Count how many lines in this material contain "ngành". The answer is that number alone.

** Start Material **

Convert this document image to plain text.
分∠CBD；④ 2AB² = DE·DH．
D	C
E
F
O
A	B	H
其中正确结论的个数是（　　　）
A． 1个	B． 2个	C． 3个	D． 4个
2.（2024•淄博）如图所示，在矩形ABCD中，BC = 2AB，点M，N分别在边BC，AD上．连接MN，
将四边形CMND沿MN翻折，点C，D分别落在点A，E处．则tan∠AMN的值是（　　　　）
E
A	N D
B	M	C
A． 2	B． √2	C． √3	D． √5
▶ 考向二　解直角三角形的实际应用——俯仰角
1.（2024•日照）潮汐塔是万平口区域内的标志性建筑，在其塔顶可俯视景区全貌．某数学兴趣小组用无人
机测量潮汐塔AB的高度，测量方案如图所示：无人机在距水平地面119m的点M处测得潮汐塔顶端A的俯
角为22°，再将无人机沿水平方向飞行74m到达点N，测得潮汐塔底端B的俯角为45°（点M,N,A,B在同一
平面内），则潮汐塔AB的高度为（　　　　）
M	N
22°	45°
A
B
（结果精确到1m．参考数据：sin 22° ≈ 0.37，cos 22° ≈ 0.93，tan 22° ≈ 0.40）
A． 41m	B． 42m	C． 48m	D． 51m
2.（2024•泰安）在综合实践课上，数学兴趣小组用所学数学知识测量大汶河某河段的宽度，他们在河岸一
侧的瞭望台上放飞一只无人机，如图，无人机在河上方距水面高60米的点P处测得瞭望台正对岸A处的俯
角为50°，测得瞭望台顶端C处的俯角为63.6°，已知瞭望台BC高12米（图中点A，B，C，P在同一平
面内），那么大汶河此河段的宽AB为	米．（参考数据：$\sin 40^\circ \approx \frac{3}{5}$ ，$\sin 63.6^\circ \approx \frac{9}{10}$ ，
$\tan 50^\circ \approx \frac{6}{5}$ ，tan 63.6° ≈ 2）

** End Material **
** Start Material **

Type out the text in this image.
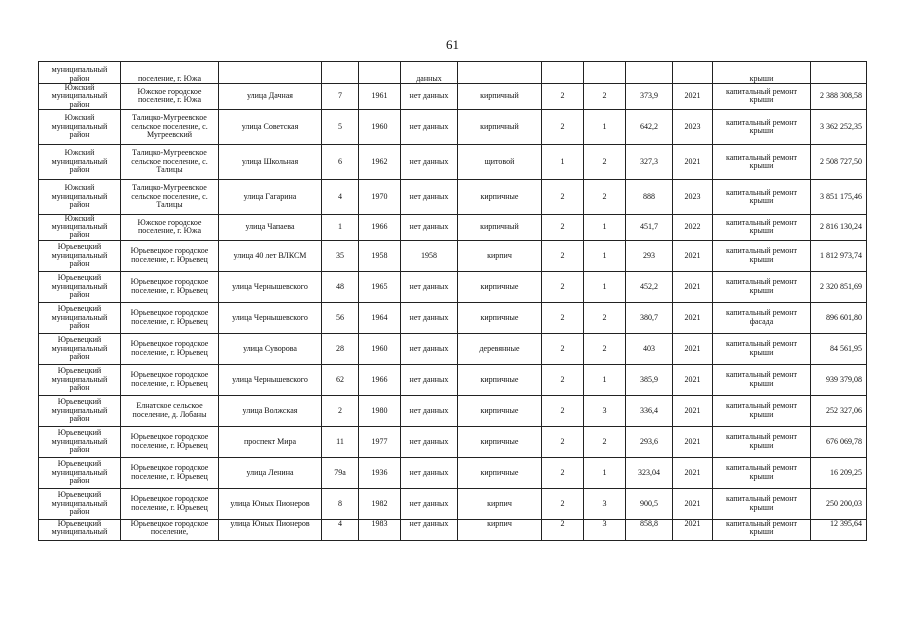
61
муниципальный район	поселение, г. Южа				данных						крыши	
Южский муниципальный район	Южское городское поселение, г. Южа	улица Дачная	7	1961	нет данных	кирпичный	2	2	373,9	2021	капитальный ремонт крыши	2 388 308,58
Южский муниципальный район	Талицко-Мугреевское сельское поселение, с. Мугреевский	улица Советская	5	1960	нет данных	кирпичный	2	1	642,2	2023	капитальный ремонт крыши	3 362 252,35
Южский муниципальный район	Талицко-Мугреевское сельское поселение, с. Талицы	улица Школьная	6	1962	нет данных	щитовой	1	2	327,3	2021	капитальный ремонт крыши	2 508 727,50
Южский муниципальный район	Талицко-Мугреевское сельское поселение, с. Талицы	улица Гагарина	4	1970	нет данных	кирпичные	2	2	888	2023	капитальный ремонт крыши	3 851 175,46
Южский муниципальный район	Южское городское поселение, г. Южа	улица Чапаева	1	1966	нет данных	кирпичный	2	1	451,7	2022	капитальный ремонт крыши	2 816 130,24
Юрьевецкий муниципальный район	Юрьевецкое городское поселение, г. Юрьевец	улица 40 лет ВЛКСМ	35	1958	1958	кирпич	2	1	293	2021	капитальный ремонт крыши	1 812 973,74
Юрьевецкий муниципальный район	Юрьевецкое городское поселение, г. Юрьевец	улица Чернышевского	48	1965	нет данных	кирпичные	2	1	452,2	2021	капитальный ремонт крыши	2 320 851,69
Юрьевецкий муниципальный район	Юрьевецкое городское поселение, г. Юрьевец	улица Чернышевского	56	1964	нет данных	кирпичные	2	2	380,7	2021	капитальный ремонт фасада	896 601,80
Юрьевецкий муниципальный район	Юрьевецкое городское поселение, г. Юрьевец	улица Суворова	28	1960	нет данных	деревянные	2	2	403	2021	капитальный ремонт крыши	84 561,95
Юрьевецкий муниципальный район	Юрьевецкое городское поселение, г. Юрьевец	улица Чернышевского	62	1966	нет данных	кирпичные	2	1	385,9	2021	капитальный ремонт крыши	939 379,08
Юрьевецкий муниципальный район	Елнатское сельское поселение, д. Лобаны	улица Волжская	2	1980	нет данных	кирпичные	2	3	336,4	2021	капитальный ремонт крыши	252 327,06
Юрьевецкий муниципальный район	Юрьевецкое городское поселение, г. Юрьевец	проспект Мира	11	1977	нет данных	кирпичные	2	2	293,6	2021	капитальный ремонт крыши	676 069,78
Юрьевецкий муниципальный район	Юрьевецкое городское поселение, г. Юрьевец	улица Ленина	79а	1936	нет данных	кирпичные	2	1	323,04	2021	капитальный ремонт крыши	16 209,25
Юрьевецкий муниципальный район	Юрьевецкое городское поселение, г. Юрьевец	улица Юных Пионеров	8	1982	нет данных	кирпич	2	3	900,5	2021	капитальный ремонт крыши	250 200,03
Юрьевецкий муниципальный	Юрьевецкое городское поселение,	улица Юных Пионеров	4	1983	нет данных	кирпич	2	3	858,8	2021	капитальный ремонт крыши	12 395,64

** End Material **
** Start Material **

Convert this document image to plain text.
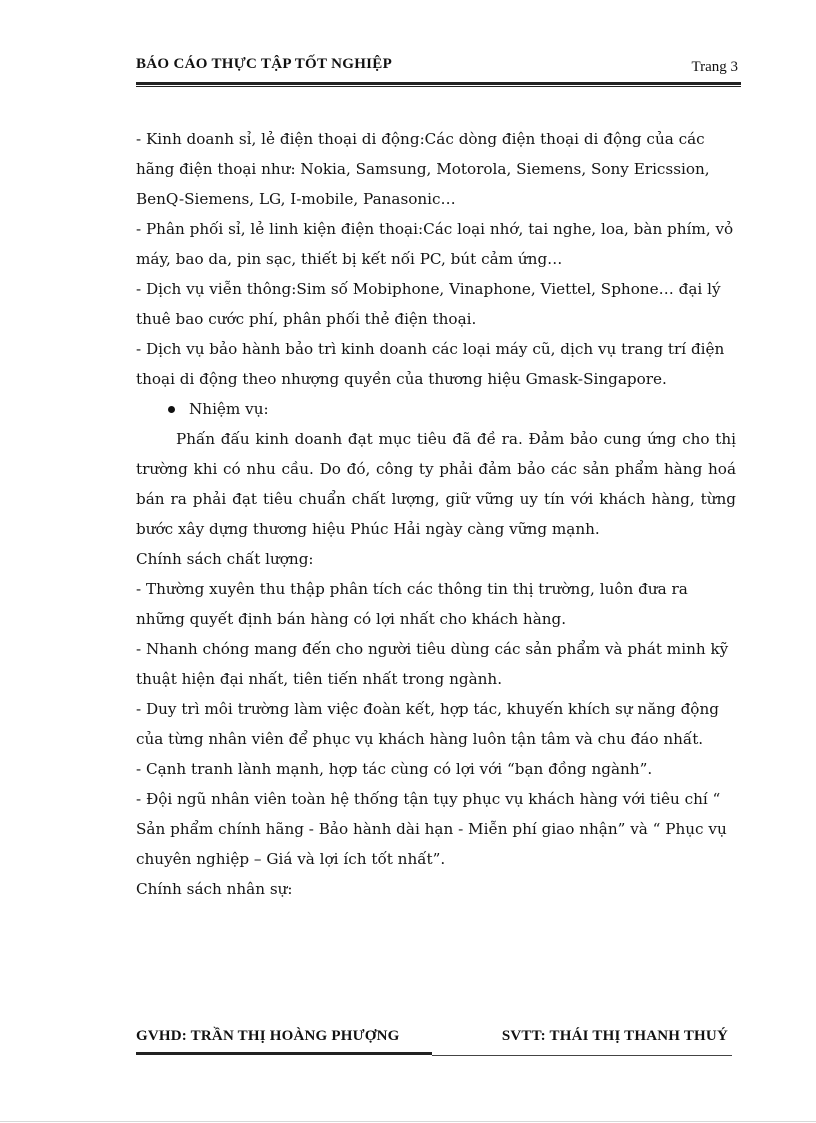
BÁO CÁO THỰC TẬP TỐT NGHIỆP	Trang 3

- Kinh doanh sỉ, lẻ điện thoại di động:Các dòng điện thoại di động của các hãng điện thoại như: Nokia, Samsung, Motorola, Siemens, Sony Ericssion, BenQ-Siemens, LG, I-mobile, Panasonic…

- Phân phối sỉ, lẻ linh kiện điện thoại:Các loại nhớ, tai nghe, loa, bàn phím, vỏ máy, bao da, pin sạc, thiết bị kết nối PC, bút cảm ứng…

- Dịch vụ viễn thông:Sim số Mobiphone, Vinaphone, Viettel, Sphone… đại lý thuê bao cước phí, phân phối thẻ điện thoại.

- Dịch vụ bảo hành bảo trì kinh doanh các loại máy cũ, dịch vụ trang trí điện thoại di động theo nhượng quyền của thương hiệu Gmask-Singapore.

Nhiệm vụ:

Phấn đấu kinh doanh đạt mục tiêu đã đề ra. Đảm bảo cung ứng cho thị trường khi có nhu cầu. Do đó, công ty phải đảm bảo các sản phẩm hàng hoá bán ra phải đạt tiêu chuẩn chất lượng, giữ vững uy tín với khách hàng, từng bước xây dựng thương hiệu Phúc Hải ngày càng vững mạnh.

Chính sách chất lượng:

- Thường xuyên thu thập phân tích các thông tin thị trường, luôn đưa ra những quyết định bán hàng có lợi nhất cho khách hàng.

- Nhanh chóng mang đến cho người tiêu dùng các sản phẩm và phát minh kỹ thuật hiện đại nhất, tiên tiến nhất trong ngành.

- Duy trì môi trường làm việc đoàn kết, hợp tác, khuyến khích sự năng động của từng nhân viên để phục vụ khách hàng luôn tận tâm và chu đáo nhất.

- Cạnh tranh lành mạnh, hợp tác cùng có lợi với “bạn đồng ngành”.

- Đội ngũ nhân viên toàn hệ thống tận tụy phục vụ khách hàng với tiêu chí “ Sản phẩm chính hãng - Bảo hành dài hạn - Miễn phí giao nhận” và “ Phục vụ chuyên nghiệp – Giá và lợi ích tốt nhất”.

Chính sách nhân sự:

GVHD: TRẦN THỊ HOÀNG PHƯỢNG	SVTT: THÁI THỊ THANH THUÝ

** End Material **

## Response below
2